▶ Exercise requirements
Provide the records once more, identical to the original.

▶ Stored records
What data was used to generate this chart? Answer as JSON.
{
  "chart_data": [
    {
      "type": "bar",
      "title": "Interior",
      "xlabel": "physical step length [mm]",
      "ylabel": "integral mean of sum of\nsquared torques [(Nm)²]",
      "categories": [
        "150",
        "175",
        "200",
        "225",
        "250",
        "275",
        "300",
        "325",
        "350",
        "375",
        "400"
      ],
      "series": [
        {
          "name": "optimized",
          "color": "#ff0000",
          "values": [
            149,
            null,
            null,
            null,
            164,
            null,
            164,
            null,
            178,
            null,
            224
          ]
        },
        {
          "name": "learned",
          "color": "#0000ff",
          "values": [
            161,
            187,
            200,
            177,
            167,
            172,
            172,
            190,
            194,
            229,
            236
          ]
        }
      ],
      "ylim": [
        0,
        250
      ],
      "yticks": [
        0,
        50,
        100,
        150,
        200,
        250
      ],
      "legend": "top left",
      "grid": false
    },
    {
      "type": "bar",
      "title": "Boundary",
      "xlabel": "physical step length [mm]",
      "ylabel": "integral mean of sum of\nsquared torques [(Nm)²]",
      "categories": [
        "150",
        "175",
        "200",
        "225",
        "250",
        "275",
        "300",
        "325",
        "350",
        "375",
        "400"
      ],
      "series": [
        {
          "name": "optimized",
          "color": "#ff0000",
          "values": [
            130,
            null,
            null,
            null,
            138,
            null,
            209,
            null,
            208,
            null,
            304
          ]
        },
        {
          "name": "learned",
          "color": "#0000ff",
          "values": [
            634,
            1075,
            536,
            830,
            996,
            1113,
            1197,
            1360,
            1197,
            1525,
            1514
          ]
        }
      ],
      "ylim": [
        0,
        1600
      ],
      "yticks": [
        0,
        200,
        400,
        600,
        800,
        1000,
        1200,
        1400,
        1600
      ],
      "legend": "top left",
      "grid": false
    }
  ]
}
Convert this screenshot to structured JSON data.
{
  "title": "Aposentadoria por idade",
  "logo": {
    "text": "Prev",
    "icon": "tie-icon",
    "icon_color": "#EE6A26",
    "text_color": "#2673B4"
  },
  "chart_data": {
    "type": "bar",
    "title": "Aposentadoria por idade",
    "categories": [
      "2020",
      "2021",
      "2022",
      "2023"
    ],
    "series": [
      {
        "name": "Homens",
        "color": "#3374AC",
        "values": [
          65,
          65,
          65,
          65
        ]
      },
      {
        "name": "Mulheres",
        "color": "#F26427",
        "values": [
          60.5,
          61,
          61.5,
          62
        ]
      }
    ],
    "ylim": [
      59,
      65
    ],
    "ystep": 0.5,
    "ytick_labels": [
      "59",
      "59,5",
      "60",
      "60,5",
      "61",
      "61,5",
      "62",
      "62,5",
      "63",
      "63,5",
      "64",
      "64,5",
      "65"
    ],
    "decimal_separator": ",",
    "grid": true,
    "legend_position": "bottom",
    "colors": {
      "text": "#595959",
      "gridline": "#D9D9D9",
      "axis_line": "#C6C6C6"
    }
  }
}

▶ Complete answer
What data was used to generate this chart? Answer as JSON.
{
  "chart_data": [
    {
      "type": "bar",
      "title": "Interior",
      "xlabel": "physical step length [mm]",
      "ylabel": "integral mean of sum of\nsquared torques [(Nm)²]",
      "categories": [
        "150",
        "175",
        "200",
        "225",
        "250",
        "275",
        "300",
        "325",
        "350",
        "375",
        "400"
      ],
      "series": [
        {
          "name": "optimized",
          "color": "#ff0000",
          "values": [
            149,
            null,
            null,
            null,
            164,
            null,
            164,
            null,
            178,
            null,
            224
          ]
        },
        {
          "name": "learned",
          "color": "#0000ff",
          "values": [
            161,
            187,
            200,
            177,
            167,
            172,
            172,
            190,
            194,
            229,
            236
          ]
        }
      ],
      "ylim": [
        0,
        250
      ],
      "yticks": [
        0,
        50,
        100,
        150,
        200,
        250
      ],
      "legend": "top left",
      "grid": false
    },
    {
      "type": "bar",
      "title": "Boundary",
      "xlabel": "physical step length [mm]",
      "ylabel": "integral mean of sum of\nsquared torques [(Nm)²]",
      "categories": [
        "150",
        "175",
        "200",
        "225",
        "250",
        "275",
        "300",
        "325",
        "350",
        "375",
        "400"
      ],
      "series": [
        {
          "name": "optimized",
          "color": "#ff0000",
          "values": [
            130,
            null,
            null,
            null,
            138,
            null,
            209,
            null,
            208,
            null,
            304
          ]
        },
        {
          "name": "learned",
          "color": "#0000ff",
          "values": [
            634,
            1075,
            536,
            830,
            996,
            1113,
            1197,
            1360,
            1197,
            1525,
            1514
          ]
        }
      ],
      "ylim": [
        0,
        1600
      ],
      "yticks": [
        0,
        200,
        400,
        600,
        800,
        1000,
        1200,
        1400,
        1600
      ],
      "legend": "top left",
      "grid": false
    }
  ]
}
Convert this screenshot to structured JSON data.
{
  "title": "Aposentadoria por idade",
  "logo": {
    "text": "Prev",
    "icon": "tie-icon",
    "icon_color": "#EE6A26",
    "text_color": "#2673B4"
  },
  "chart_data": {
    "type": "bar",
    "title": "Aposentadoria por idade",
    "categories": [
      "2020",
      "2021",
      "2022",
      "2023"
    ],
    "series": [
      {
        "name": "Homens",
        "color": "#3374AC",
        "values": [
          65,
          65,
          65,
          65
        ]
      },
      {
        "name": "Mulheres",
        "color": "#F26427",
        "values": [
          60.5,
          61,
          61.5,
          62
        ]
      }
    ],
    "ylim": [
      59,
      65
    ],
    "ystep": 0.5,
    "ytick_labels": [
      "59",
      "59,5",
      "60",
      "60,5",
      "61",
      "61,5",
      "62",
      "62,5",
      "63",
      "63,5",
      "64",
      "64,5",
      "65"
    ],
    "decimal_separator": ",",
    "grid": true,
    "legend_position": "bottom",
    "colors": {
      "text": "#595959",
      "gridline": "#D9D9D9",
      "axis_line": "#C6C6C6"
    }
  }
}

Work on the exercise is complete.